# Start of Record extracts

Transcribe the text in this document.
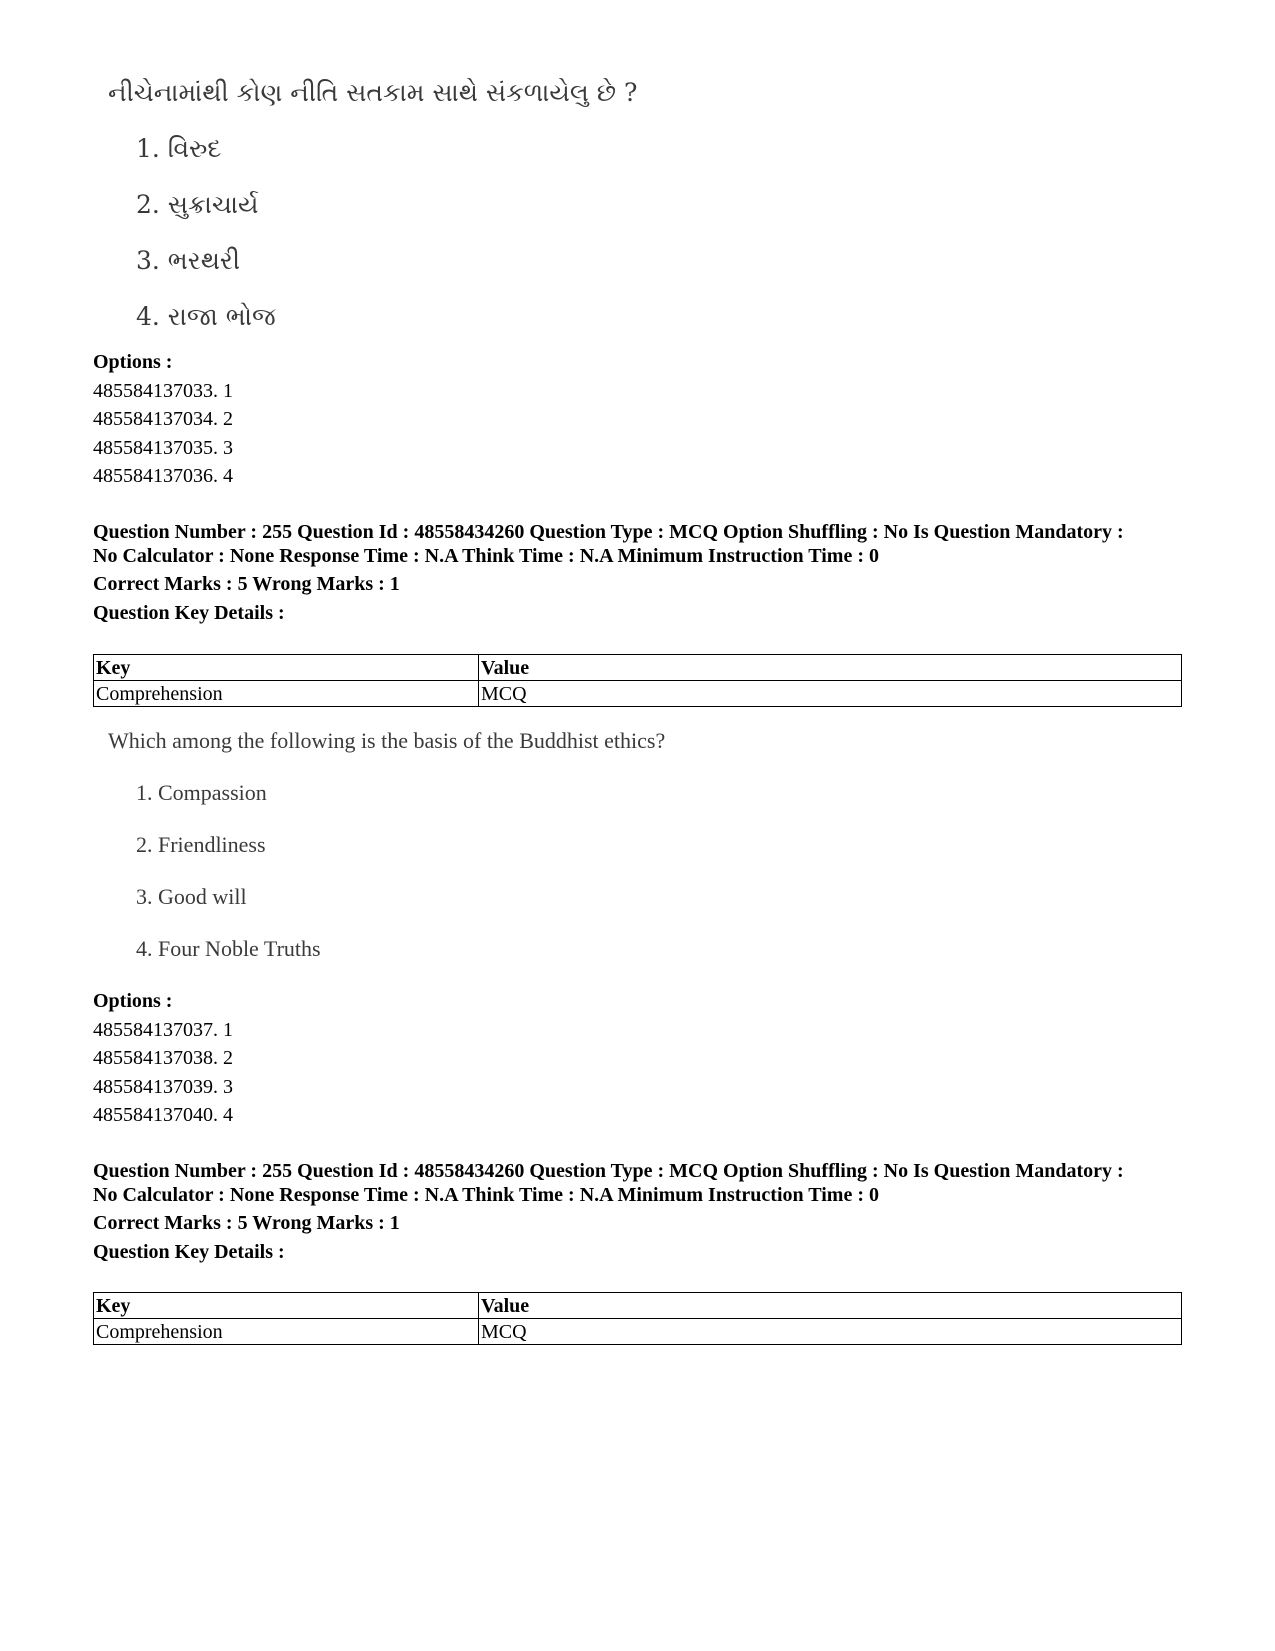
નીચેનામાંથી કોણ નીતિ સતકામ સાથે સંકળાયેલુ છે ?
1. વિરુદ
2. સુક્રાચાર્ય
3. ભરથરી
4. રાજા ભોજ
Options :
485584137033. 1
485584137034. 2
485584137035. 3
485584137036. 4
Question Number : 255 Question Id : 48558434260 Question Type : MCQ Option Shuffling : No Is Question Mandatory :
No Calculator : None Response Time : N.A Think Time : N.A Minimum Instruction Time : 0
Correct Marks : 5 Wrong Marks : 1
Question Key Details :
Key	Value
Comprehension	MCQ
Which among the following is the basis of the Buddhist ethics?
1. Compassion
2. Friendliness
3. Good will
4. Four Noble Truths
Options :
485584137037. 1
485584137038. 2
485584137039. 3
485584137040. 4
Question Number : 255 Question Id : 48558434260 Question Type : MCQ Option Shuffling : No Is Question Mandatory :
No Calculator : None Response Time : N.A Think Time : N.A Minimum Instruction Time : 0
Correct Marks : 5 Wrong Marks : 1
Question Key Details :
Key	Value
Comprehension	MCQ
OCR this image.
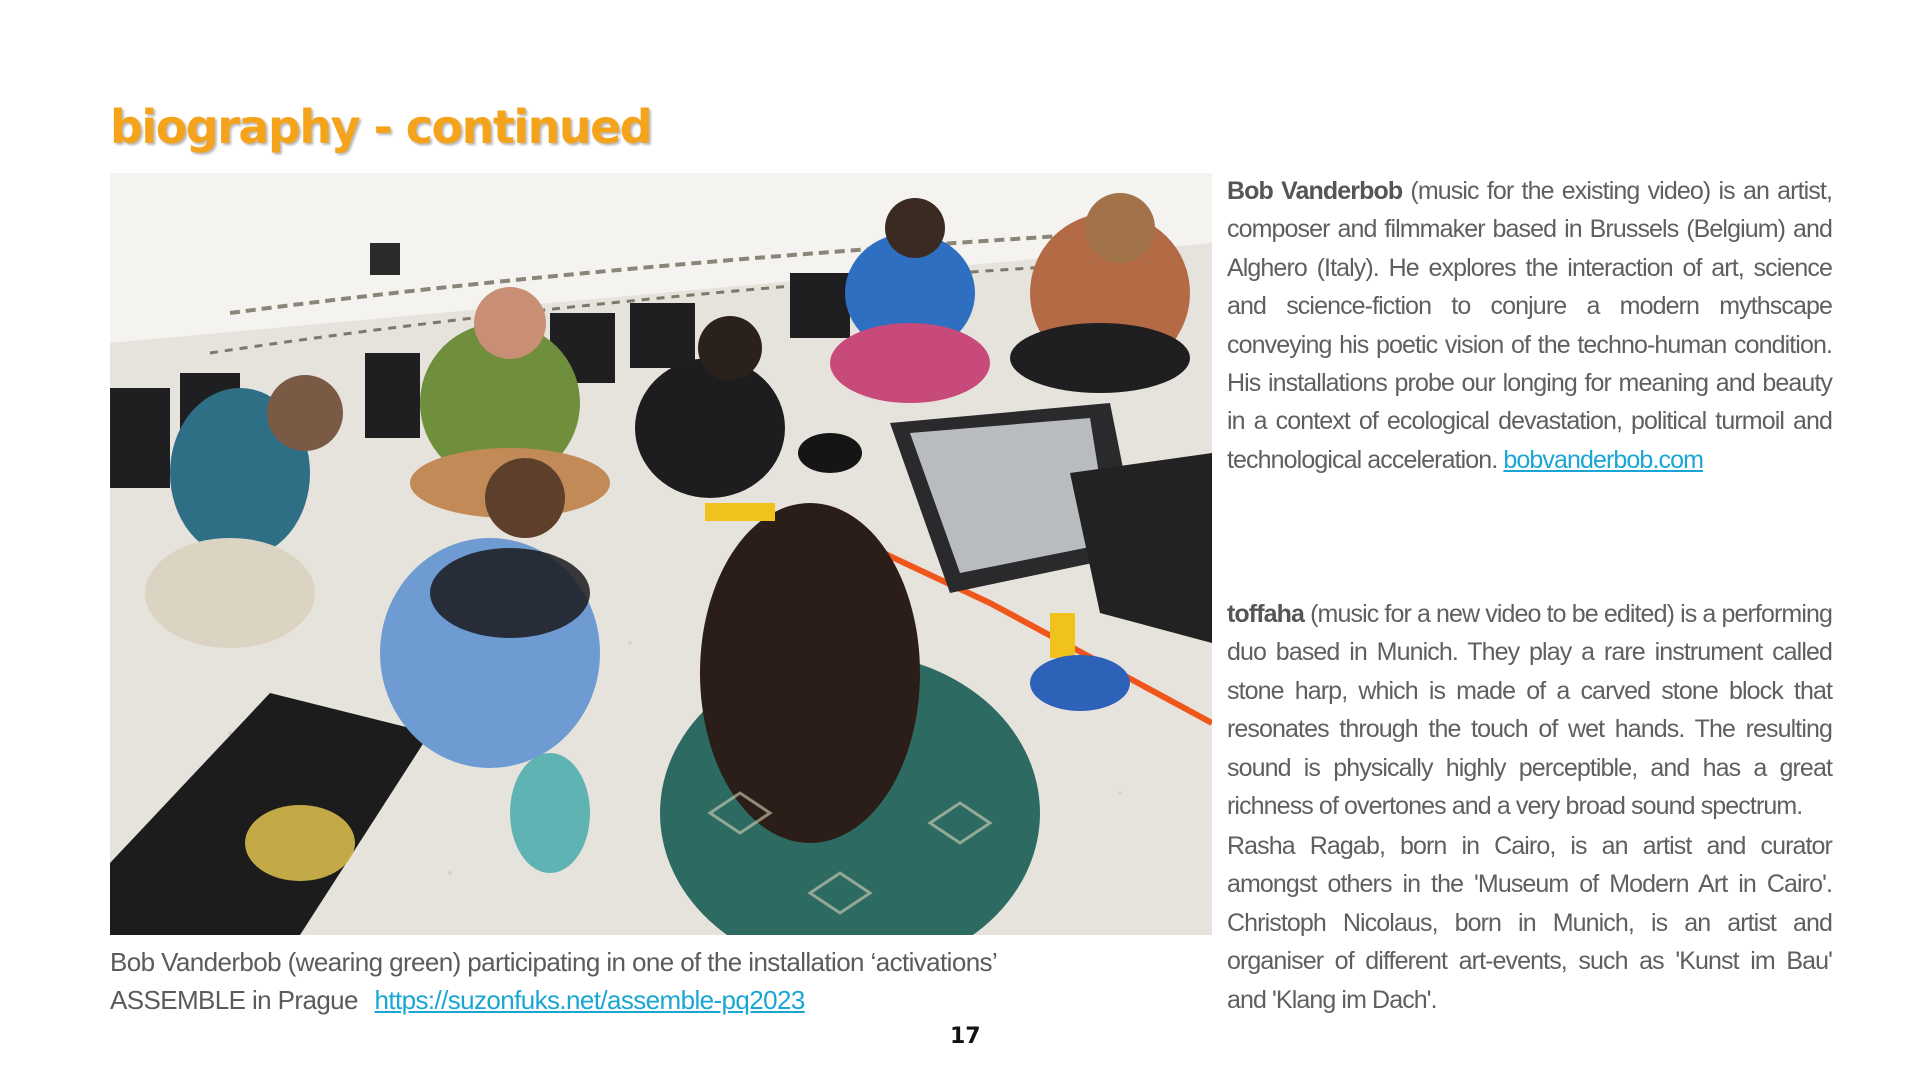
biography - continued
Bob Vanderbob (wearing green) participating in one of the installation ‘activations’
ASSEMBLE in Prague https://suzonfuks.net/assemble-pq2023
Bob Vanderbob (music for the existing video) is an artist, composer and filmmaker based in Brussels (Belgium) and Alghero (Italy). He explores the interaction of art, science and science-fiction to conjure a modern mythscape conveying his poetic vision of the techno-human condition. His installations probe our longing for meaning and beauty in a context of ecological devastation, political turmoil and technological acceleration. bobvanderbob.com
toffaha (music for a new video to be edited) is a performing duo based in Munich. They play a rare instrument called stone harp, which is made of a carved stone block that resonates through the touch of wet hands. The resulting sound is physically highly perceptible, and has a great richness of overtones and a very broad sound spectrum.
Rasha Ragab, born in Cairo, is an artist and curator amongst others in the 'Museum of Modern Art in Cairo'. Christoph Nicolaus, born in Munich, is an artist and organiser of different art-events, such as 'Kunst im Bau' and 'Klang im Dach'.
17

# End of Record extracts

== Short exercise ==
Without the pictures, write out all of the material exactly.

== Correct output ==
Transcribe the text in this document.
નીચેનામાંથી કોણ નીતિ સતકામ સાથે સંકળાયેલુ છે ?
1. વિરુદ
2. સુક્રાચાર્ય
3. ભરથરી
4. રાજા ભોજ
Options :
485584137033. 1
485584137034. 2
485584137035. 3
485584137036. 4
Question Number : 255 Question Id : 48558434260 Question Type : MCQ Option Shuffling : No Is Question Mandatory :
No Calculator : None Response Time : N.A Think Time : N.A Minimum Instruction Time : 0
Correct Marks : 5 Wrong Marks : 1
Question Key Details :
Key	Value
Comprehension	MCQ
Which among the following is the basis of the Buddhist ethics?
1. Compassion
2. Friendliness
3. Good will
4. Four Noble Truths
Options :
485584137037. 1
485584137038. 2
485584137039. 3
485584137040. 4
Question Number : 255 Question Id : 48558434260 Question Type : MCQ Option Shuffling : No Is Question Mandatory :
No Calculator : None Response Time : N.A Think Time : N.A Minimum Instruction Time : 0
Correct Marks : 5 Wrong Marks : 1
Question Key Details :
Key	Value
Comprehension	MCQ
OCR this image.
biography - continued
Bob Vanderbob (wearing green) participating in one of the installation ‘activations’
ASSEMBLE in Prague https://suzonfuks.net/assemble-pq2023
Bob Vanderbob (music for the existing video) is an artist, composer and filmmaker based in Brussels (Belgium) and Alghero (Italy). He explores the interaction of art, science and science-fiction to conjure a modern mythscape conveying his poetic vision of the techno-human condition. His installations probe our longing for meaning and beauty in a context of ecological devastation, political turmoil and technological acceleration. bobvanderbob.com
toffaha (music for a new video to be edited) is a performing duo based in Munich. They play a rare instrument called stone harp, which is made of a carved stone block that resonates through the touch of wet hands. The resulting sound is physically highly perceptible, and has a great richness of overtones and a very broad sound spectrum.
Rasha Ragab, born in Cairo, is an artist and curator amongst others in the 'Museum of Modern Art in Cairo'. Christoph Nicolaus, born in Munich, is an artist and organiser of different art-events, such as 'Kunst im Bau' and 'Klang im Dach'.
17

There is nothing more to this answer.